**What is needed**:
Find each line holding the word "tiếp" and give the total alone.

**Items**:
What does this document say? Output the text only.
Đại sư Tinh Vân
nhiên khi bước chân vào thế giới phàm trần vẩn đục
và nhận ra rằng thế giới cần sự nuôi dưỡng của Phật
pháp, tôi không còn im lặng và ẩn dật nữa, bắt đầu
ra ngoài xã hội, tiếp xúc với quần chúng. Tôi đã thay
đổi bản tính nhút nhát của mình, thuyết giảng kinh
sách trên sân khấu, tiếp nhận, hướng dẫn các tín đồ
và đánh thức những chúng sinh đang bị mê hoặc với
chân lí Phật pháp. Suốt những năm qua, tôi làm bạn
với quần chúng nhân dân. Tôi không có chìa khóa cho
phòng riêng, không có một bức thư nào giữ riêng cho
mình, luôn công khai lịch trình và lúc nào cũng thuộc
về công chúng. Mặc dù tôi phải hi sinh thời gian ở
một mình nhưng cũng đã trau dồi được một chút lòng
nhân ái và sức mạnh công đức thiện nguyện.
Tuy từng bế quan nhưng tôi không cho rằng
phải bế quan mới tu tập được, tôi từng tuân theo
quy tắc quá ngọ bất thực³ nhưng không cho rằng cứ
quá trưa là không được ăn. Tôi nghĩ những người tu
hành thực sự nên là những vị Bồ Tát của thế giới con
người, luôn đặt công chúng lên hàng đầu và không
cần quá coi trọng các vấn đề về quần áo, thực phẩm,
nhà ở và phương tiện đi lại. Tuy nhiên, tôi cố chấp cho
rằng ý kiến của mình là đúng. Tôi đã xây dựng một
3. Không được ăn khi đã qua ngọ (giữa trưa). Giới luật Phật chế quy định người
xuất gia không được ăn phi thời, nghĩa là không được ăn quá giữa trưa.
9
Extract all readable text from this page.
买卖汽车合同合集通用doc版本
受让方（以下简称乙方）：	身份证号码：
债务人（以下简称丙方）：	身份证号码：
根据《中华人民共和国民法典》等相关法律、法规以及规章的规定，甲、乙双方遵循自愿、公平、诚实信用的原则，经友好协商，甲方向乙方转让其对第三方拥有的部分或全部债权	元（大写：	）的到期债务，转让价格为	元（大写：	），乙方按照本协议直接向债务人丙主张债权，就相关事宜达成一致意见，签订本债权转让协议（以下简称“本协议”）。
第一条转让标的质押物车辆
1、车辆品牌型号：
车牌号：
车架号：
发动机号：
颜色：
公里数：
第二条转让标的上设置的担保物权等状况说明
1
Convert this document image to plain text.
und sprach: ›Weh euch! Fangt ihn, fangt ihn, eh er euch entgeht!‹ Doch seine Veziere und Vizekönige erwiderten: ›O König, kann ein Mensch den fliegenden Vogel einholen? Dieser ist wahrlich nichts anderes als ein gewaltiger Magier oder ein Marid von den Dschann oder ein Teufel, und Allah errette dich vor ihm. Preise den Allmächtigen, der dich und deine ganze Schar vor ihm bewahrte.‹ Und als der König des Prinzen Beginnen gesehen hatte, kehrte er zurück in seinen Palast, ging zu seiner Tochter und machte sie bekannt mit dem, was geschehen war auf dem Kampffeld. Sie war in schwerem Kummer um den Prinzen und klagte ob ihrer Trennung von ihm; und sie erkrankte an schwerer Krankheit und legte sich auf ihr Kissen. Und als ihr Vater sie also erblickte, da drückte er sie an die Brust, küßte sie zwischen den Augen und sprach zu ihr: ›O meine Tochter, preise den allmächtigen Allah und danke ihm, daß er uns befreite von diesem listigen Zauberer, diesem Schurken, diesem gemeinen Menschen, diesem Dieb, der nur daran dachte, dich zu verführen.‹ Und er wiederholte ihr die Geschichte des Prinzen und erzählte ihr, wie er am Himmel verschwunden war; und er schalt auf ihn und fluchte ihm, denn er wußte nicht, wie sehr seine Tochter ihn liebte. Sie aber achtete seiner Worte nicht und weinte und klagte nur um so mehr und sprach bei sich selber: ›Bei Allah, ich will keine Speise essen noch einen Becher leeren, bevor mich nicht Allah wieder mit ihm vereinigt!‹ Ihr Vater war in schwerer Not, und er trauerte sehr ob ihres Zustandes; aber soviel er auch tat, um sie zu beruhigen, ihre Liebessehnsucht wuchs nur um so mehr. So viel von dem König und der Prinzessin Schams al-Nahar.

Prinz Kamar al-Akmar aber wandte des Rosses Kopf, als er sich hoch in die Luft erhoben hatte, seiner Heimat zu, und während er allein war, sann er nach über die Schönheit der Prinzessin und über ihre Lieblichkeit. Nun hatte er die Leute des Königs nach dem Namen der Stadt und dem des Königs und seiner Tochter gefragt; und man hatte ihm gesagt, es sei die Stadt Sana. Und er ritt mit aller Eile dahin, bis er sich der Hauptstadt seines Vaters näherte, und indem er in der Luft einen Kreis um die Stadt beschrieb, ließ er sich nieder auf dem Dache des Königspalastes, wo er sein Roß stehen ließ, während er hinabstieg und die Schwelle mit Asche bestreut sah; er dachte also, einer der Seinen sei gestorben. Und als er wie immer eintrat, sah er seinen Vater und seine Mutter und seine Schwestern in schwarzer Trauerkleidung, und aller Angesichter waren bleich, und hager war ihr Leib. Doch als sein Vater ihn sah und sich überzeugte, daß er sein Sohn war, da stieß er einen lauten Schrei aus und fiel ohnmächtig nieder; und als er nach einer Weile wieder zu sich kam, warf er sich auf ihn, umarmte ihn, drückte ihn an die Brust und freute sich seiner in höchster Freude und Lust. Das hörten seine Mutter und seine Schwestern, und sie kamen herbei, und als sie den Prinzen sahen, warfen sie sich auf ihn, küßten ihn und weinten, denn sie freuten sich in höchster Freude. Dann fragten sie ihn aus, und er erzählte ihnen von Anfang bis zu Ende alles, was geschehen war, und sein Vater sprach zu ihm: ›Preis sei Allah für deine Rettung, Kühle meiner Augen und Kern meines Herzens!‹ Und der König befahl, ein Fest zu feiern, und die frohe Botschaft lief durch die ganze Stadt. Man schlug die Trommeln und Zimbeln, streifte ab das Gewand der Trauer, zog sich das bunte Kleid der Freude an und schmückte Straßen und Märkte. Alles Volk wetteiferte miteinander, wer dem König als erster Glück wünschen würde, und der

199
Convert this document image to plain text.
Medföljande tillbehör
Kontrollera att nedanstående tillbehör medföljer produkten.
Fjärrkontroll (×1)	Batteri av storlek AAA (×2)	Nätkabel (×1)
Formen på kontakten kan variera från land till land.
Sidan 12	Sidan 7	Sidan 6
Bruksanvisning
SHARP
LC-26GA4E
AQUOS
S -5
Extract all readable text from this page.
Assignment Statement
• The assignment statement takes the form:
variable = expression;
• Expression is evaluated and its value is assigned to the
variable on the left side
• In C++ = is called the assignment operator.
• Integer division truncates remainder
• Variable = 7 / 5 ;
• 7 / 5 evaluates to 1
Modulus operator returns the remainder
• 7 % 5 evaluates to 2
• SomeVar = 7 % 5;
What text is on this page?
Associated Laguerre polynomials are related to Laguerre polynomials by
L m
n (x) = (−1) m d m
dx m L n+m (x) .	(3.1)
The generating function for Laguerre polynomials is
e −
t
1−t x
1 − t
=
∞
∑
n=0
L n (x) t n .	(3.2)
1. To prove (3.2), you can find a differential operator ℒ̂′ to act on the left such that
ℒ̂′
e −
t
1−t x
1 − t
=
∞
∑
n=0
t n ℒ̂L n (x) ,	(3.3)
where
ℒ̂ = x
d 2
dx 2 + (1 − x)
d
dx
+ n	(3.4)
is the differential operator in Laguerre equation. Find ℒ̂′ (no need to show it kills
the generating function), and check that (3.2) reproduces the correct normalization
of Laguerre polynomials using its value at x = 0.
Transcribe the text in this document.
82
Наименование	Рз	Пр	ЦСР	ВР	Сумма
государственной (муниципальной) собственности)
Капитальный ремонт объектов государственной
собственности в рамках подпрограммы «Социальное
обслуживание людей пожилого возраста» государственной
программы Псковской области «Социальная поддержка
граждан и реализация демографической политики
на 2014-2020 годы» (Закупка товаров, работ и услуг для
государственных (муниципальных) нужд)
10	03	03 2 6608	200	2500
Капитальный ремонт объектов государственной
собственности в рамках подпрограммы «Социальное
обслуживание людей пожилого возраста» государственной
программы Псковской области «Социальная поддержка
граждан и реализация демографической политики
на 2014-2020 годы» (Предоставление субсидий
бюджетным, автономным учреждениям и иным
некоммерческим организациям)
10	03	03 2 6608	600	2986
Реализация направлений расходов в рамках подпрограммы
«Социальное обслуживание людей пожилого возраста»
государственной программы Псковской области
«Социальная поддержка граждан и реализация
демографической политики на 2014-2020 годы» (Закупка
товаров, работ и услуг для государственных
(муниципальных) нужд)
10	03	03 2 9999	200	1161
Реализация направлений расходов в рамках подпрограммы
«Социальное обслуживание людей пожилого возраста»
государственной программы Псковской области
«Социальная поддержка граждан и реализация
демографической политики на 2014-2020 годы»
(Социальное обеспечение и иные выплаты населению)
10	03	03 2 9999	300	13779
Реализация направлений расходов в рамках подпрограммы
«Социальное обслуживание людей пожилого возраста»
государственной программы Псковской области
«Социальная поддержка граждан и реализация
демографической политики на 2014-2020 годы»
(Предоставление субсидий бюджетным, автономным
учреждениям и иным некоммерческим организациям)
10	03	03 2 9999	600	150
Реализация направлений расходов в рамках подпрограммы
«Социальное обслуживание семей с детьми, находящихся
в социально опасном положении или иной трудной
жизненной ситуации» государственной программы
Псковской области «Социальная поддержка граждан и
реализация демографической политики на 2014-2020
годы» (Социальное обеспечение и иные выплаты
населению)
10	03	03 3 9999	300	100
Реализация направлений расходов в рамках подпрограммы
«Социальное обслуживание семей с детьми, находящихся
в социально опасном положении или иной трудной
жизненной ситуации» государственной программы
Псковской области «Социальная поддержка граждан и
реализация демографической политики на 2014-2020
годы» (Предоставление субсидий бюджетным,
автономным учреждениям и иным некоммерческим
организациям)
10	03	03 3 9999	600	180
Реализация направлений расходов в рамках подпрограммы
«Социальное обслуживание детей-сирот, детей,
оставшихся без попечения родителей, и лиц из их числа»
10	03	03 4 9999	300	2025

**Final answer**:
2